* begin Given records *

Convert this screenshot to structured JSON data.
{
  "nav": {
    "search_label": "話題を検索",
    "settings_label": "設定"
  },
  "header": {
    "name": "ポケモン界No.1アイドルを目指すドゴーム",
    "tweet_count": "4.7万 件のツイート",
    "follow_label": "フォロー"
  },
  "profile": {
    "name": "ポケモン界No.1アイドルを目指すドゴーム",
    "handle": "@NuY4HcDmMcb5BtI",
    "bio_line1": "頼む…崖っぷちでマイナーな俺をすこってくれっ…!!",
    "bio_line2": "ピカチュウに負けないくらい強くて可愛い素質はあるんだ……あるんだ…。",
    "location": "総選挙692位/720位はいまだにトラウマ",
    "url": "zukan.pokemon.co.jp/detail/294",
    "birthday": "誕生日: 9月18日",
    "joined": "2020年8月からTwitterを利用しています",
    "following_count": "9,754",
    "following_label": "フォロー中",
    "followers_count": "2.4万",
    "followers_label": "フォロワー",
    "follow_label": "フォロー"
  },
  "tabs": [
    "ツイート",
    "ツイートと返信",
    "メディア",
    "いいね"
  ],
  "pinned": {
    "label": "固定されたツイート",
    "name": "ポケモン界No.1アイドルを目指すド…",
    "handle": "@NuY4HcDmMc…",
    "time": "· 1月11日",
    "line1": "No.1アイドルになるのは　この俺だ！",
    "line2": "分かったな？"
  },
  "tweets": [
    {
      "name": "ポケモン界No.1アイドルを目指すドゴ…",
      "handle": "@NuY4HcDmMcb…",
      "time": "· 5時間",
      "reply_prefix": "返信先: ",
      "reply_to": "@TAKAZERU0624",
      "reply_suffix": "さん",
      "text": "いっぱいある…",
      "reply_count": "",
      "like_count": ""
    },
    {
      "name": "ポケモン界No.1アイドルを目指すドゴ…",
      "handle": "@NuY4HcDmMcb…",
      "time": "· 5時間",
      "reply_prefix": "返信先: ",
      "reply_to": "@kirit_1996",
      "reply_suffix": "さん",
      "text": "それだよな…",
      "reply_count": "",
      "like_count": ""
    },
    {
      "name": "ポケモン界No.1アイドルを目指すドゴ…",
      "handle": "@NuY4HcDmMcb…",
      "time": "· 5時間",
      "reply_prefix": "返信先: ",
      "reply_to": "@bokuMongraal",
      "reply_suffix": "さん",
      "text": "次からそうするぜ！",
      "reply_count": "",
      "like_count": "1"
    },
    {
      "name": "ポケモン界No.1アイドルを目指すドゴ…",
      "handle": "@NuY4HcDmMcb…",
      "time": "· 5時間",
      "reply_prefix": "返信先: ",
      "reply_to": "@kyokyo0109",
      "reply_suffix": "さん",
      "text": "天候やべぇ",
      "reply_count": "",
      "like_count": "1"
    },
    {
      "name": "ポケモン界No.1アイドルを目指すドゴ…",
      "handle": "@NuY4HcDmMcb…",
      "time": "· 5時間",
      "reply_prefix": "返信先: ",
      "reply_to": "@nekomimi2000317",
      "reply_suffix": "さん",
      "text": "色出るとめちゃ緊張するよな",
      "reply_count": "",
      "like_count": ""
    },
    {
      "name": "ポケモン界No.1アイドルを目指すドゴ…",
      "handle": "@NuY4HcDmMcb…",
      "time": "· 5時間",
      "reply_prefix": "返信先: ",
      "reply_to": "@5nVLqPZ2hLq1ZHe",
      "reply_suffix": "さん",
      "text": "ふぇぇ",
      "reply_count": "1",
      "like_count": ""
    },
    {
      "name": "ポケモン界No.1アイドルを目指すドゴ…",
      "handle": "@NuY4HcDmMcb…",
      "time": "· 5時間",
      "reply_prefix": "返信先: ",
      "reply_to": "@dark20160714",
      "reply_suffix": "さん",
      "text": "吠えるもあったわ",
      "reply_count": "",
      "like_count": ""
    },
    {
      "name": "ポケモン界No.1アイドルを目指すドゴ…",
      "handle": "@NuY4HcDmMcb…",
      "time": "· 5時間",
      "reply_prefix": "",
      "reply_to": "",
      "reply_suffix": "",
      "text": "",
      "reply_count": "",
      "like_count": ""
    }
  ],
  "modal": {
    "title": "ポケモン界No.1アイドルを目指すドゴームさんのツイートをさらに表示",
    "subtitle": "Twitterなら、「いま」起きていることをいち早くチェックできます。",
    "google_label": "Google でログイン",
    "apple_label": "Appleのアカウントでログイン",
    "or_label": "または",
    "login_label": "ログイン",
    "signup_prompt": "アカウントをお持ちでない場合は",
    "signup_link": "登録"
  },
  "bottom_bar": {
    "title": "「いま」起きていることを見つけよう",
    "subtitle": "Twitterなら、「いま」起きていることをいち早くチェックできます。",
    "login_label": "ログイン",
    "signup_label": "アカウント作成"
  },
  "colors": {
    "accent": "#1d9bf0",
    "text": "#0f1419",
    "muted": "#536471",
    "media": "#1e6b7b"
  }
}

* end Given records *

• **Task statement**
Your task is to reproduce the whole listing exactly.

• **Complete output**
Convert this screenshot to structured JSON data.
{
  "nav": {
    "search_label": "話題を検索",
    "settings_label": "設定"
  },
  "header": {
    "name": "ポケモン界No.1アイドルを目指すドゴーム",
    "tweet_count": "4.7万 件のツイート",
    "follow_label": "フォロー"
  },
  "profile": {
    "name": "ポケモン界No.1アイドルを目指すドゴーム",
    "handle": "@NuY4HcDmMcb5BtI",
    "bio_line1": "頼む…崖っぷちでマイナーな俺をすこってくれっ…!!",
    "bio_line2": "ピカチュウに負けないくらい強くて可愛い素質はあるんだ……あるんだ…。",
    "location": "総選挙692位/720位はいまだにトラウマ",
    "url": "zukan.pokemon.co.jp/detail/294",
    "birthday": "誕生日: 9月18日",
    "joined": "2020年8月からTwitterを利用しています",
    "following_count": "9,754",
    "following_label": "フォロー中",
    "followers_count": "2.4万",
    "followers_label": "フォロワー",
    "follow_label": "フォロー"
  },
  "tabs": [
    "ツイート",
    "ツイートと返信",
    "メディア",
    "いいね"
  ],
  "pinned": {
    "label": "固定されたツイート",
    "name": "ポケモン界No.1アイドルを目指すド…",
    "handle": "@NuY4HcDmMc…",
    "time": "· 1月11日",
    "line1": "No.1アイドルになるのは　この俺だ！",
    "line2": "分かったな？"
  },
  "tweets": [
    {
      "name": "ポケモン界No.1アイドルを目指すドゴ…",
      "handle": "@NuY4HcDmMcb…",
      "time": "· 5時間",
      "reply_prefix": "返信先: ",
      "reply_to": "@TAKAZERU0624",
      "reply_suffix": "さん",
      "text": "いっぱいある…",
      "reply_count": "",
      "like_count": ""
    },
    {
      "name": "ポケモン界No.1アイドルを目指すドゴ…",
      "handle": "@NuY4HcDmMcb…",
      "time": "· 5時間",
      "reply_prefix": "返信先: ",
      "reply_to": "@kirit_1996",
      "reply_suffix": "さん",
      "text": "それだよな…",
      "reply_count": "",
      "like_count": ""
    },
    {
      "name": "ポケモン界No.1アイドルを目指すドゴ…",
      "handle": "@NuY4HcDmMcb…",
      "time": "· 5時間",
      "reply_prefix": "返信先: ",
      "reply_to": "@bokuMongraal",
      "reply_suffix": "さん",
      "text": "次からそうするぜ！",
      "reply_count": "",
      "like_count": "1"
    },
    {
      "name": "ポケモン界No.1アイドルを目指すドゴ…",
      "handle": "@NuY4HcDmMcb…",
      "time": "· 5時間",
      "reply_prefix": "返信先: ",
      "reply_to": "@kyokyo0109",
      "reply_suffix": "さん",
      "text": "天候やべぇ",
      "reply_count": "",
      "like_count": "1"
    },
    {
      "name": "ポケモン界No.1アイドルを目指すドゴ…",
      "handle": "@NuY4HcDmMcb…",
      "time": "· 5時間",
      "reply_prefix": "返信先: ",
      "reply_to": "@nekomimi2000317",
      "reply_suffix": "さん",
      "text": "色出るとめちゃ緊張するよな",
      "reply_count": "",
      "like_count": ""
    },
    {
      "name": "ポケモン界No.1アイドルを目指すドゴ…",
      "handle": "@NuY4HcDmMcb…",
      "time": "· 5時間",
      "reply_prefix": "返信先: ",
      "reply_to": "@5nVLqPZ2hLq1ZHe",
      "reply_suffix": "さん",
      "text": "ふぇぇ",
      "reply_count": "1",
      "like_count": ""
    },
    {
      "name": "ポケモン界No.1アイドルを目指すドゴ…",
      "handle": "@NuY4HcDmMcb…",
      "time": "· 5時間",
      "reply_prefix": "返信先: ",
      "reply_to": "@dark20160714",
      "reply_suffix": "さん",
      "text": "吠えるもあったわ",
      "reply_count": "",
      "like_count": ""
    },
    {
      "name": "ポケモン界No.1アイドルを目指すドゴ…",
      "handle": "@NuY4HcDmMcb…",
      "time": "· 5時間",
      "reply_prefix": "",
      "reply_to": "",
      "reply_suffix": "",
      "text": "",
      "reply_count": "",
      "like_count": ""
    }
  ],
  "modal": {
    "title": "ポケモン界No.1アイドルを目指すドゴームさんのツイートをさらに表示",
    "subtitle": "Twitterなら、「いま」起きていることをいち早くチェックできます。",
    "google_label": "Google でログイン",
    "apple_label": "Appleのアカウントでログイン",
    "or_label": "または",
    "login_label": "ログイン",
    "signup_prompt": "アカウントをお持ちでない場合は",
    "signup_link": "登録"
  },
  "bottom_bar": {
    "title": "「いま」起きていることを見つけよう",
    "subtitle": "Twitterなら、「いま」起きていることをいち早くチェックできます。",
    "login_label": "ログイン",
    "signup_label": "アカウント作成"
  },
  "colors": {
    "accent": "#1d9bf0",
    "text": "#0f1419",
    "muted": "#536471",
    "media": "#1e6b7b"
  }
}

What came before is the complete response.